WHAT IS EXPECTED — Make a tally of the lines in the records that include the string "name", and give only that number.

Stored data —
## start

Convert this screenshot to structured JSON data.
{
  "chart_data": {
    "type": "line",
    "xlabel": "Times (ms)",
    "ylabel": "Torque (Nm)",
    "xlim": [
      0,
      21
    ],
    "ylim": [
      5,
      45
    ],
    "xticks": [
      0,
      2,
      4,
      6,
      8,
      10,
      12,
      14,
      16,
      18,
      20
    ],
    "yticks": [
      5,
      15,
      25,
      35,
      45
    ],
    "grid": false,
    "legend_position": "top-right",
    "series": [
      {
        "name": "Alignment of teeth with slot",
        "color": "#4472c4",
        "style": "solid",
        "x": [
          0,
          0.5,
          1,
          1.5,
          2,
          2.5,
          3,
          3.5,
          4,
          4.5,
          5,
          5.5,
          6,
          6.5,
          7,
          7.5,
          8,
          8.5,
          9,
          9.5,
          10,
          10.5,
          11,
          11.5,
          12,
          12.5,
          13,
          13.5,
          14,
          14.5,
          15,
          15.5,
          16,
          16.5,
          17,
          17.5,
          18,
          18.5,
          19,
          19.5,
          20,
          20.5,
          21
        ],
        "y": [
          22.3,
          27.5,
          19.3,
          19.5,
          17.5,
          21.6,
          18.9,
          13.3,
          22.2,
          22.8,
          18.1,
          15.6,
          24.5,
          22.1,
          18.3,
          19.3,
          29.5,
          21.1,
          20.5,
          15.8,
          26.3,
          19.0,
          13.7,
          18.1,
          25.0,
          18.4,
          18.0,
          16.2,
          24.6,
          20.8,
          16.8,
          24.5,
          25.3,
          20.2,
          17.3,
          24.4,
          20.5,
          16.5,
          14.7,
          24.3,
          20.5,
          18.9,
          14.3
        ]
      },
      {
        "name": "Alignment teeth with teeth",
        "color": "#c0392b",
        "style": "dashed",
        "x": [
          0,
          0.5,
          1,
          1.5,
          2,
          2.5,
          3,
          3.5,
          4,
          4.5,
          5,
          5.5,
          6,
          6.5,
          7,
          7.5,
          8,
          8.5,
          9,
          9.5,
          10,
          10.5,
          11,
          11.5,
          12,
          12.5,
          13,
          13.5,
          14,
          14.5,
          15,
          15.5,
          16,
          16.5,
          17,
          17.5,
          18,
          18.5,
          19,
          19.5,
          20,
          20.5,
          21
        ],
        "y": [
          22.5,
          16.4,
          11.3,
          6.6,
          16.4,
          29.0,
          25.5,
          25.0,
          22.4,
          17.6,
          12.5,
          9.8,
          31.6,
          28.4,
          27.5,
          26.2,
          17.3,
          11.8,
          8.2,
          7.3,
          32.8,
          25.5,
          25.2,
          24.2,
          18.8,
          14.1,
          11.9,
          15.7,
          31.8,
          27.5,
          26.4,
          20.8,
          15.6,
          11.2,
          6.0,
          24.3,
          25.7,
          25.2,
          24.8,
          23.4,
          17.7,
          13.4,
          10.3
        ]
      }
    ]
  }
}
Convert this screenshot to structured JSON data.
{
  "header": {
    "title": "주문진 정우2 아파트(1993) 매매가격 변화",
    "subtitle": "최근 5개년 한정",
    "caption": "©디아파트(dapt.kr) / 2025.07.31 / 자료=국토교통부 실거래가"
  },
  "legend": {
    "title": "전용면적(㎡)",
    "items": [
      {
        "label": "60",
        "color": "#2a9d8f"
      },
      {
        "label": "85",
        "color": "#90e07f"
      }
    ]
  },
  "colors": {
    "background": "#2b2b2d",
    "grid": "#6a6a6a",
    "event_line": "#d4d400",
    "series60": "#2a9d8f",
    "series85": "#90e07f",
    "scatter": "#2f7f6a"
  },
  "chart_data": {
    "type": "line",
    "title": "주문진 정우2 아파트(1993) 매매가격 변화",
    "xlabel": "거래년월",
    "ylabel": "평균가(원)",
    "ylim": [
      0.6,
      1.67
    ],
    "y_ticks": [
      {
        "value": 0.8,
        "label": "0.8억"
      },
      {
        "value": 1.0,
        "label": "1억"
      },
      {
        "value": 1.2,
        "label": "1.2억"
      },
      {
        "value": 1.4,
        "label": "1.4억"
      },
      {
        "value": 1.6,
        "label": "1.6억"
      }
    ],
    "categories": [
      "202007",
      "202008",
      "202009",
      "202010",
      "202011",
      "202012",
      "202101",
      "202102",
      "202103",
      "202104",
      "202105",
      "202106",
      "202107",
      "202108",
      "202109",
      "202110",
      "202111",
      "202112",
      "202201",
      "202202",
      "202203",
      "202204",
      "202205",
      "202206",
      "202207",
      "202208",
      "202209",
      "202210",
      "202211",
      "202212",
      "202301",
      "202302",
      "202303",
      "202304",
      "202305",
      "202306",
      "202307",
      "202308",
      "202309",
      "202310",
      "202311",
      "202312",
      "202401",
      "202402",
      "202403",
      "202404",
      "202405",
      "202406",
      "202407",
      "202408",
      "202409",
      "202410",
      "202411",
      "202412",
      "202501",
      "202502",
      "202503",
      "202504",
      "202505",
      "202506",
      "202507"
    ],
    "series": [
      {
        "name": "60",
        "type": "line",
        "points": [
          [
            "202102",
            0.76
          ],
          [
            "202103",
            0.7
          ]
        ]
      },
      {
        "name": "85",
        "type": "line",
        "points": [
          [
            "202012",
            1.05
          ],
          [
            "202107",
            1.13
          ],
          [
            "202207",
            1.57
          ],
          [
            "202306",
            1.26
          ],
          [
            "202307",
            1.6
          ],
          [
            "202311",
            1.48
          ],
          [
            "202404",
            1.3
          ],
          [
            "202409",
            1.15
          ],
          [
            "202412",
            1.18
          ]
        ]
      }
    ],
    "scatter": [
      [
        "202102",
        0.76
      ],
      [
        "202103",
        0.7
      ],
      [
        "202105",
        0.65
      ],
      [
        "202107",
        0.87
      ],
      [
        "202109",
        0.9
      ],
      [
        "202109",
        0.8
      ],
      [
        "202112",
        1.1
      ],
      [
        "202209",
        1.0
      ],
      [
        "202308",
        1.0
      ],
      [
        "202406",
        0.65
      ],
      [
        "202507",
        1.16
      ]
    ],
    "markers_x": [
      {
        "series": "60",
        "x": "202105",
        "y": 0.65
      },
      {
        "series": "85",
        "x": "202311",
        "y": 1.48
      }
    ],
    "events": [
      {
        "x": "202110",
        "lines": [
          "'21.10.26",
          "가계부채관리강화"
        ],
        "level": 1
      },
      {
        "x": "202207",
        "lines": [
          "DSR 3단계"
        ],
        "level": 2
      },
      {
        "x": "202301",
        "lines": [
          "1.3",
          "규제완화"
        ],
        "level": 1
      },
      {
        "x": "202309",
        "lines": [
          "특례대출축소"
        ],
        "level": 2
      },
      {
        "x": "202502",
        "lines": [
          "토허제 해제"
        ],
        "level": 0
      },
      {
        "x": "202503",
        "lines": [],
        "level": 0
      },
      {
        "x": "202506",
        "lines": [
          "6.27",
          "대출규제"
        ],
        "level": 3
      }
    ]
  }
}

## end
## start

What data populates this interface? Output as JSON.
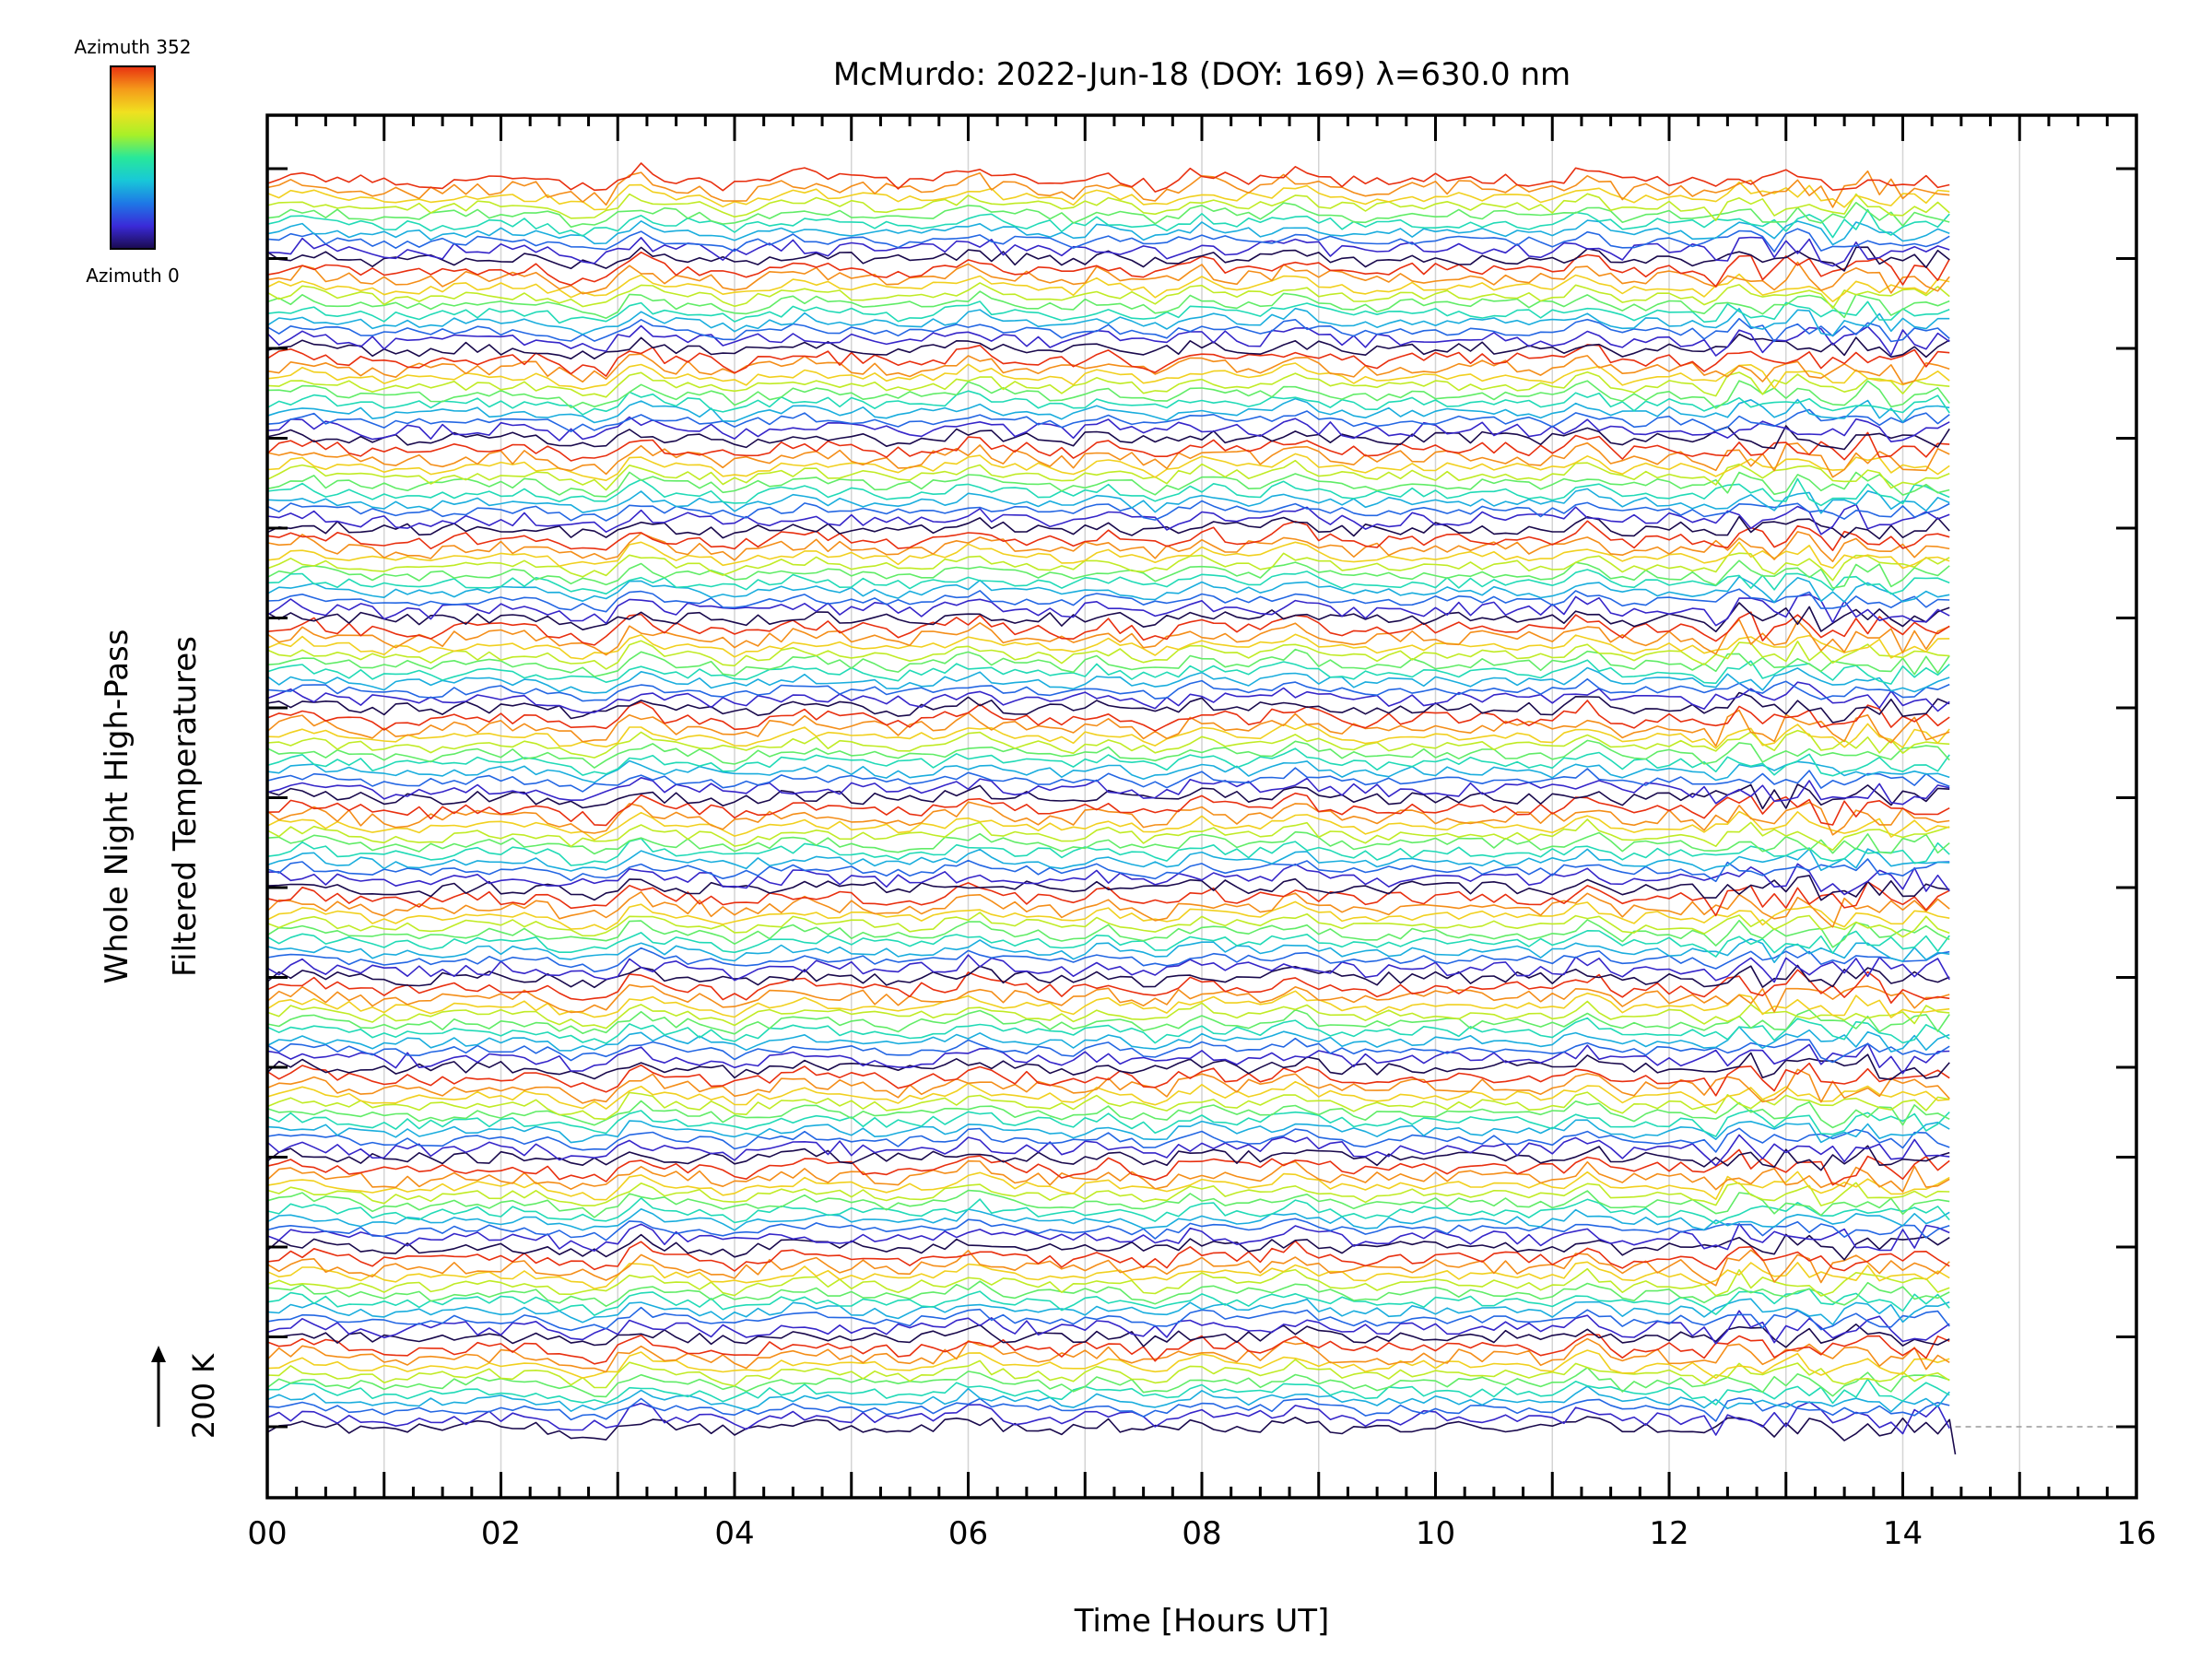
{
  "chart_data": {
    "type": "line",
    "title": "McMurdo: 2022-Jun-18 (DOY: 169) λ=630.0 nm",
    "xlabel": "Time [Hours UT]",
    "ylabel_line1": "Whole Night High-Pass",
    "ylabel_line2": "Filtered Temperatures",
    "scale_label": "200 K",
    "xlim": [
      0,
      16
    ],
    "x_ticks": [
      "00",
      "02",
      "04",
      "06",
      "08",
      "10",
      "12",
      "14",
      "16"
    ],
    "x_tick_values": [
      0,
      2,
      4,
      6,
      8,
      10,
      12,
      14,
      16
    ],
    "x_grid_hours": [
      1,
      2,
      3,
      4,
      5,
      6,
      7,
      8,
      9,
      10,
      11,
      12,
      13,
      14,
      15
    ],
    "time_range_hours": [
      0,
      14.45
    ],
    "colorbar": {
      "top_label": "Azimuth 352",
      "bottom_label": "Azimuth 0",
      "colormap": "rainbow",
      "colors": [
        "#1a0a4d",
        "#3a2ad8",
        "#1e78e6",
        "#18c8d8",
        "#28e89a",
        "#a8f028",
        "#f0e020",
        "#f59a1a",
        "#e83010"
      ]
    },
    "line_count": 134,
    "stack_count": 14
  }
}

## end

RESPONSE TO THIS EXERCISE — 4